Return the number of lines that include the string "name", without any other text.

-- Begin MATERIAL TO PROCESS --

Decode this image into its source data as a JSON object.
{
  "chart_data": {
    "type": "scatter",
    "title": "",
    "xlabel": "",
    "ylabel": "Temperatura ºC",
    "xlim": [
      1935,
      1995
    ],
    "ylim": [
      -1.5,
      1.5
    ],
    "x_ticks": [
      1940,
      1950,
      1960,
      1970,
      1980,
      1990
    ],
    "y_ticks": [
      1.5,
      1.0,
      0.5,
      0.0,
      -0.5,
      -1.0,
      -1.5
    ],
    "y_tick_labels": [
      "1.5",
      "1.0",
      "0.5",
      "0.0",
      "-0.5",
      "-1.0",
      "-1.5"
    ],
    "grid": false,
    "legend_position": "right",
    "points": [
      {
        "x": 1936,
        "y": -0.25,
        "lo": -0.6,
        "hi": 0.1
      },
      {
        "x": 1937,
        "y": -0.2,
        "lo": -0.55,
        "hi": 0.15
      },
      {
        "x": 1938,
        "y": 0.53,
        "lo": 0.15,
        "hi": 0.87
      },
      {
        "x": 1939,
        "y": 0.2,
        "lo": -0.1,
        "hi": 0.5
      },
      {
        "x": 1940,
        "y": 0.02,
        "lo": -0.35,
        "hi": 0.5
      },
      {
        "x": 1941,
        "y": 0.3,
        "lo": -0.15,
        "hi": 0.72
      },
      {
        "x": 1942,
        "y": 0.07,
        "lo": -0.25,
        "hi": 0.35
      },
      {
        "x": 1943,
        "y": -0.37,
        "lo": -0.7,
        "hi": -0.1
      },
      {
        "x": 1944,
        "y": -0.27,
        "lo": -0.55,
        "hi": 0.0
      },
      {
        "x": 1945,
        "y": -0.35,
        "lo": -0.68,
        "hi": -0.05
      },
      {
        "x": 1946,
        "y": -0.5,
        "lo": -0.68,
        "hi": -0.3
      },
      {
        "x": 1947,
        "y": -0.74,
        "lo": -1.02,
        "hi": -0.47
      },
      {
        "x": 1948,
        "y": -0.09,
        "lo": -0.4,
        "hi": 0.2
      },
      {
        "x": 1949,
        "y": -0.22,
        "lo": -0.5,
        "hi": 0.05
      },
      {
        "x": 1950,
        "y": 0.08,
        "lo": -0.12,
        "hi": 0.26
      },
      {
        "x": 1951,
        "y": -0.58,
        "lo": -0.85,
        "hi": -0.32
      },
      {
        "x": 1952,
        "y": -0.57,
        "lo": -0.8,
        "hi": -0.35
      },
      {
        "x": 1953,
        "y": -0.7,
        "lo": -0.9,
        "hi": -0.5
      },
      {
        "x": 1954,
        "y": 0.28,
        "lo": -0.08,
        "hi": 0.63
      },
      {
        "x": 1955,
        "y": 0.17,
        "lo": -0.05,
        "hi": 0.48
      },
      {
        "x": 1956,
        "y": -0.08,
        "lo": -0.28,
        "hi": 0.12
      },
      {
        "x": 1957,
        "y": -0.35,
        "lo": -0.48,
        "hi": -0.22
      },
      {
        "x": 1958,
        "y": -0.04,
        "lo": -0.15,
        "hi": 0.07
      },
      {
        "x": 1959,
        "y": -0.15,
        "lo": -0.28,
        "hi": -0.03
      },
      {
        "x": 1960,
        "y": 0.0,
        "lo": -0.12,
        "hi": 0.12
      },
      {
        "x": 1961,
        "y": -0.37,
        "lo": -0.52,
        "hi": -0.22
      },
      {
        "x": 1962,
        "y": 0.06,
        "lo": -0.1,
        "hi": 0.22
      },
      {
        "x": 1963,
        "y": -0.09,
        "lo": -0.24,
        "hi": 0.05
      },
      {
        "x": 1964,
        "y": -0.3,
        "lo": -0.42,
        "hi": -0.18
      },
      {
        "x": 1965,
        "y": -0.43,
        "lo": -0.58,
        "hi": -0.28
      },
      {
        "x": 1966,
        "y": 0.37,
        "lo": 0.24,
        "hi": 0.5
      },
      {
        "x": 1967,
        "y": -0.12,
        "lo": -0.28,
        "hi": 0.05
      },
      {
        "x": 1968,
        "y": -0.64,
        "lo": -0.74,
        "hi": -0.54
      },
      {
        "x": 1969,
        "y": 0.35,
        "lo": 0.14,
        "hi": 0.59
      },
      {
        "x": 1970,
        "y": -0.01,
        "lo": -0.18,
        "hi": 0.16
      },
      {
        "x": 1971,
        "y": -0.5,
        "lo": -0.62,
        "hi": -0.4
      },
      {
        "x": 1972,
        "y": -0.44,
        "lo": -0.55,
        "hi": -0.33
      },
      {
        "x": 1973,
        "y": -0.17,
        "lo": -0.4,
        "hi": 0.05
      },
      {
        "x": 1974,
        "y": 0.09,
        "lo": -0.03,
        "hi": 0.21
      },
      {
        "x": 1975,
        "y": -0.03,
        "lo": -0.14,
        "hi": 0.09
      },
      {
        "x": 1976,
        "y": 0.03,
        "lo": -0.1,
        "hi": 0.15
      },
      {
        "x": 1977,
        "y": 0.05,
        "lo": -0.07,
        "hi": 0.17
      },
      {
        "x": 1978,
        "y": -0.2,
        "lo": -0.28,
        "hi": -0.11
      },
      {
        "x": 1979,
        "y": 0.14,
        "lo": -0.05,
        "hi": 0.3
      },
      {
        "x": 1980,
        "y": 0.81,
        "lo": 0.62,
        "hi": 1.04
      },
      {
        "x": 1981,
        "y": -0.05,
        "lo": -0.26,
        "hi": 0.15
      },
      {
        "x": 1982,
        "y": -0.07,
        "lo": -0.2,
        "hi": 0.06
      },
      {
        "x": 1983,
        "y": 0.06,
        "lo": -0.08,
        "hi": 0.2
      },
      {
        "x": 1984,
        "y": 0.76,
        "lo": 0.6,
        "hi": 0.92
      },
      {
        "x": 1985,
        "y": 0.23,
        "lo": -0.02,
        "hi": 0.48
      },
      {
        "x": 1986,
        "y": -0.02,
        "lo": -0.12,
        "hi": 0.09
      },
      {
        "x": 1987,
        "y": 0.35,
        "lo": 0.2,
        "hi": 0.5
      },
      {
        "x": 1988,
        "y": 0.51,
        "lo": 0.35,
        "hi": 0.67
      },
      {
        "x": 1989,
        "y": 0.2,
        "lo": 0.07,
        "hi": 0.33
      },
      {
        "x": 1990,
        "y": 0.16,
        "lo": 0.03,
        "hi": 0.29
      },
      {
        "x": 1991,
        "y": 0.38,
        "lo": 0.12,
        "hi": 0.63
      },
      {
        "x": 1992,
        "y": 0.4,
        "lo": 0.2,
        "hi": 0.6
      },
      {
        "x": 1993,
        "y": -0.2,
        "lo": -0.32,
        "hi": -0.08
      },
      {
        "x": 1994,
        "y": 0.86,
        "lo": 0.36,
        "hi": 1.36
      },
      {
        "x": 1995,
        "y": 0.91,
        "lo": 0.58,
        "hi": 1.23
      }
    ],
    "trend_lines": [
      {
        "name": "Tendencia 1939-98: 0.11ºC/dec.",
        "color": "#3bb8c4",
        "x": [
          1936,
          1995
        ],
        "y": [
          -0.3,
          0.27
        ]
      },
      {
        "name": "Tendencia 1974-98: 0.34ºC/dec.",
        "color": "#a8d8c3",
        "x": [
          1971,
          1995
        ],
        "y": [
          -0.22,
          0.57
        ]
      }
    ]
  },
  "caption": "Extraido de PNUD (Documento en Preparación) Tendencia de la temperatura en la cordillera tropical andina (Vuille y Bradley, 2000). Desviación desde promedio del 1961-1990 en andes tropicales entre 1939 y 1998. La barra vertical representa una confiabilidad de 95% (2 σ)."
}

-- End MATERIAL TO PROCESS --

:: THE REPLY ::
2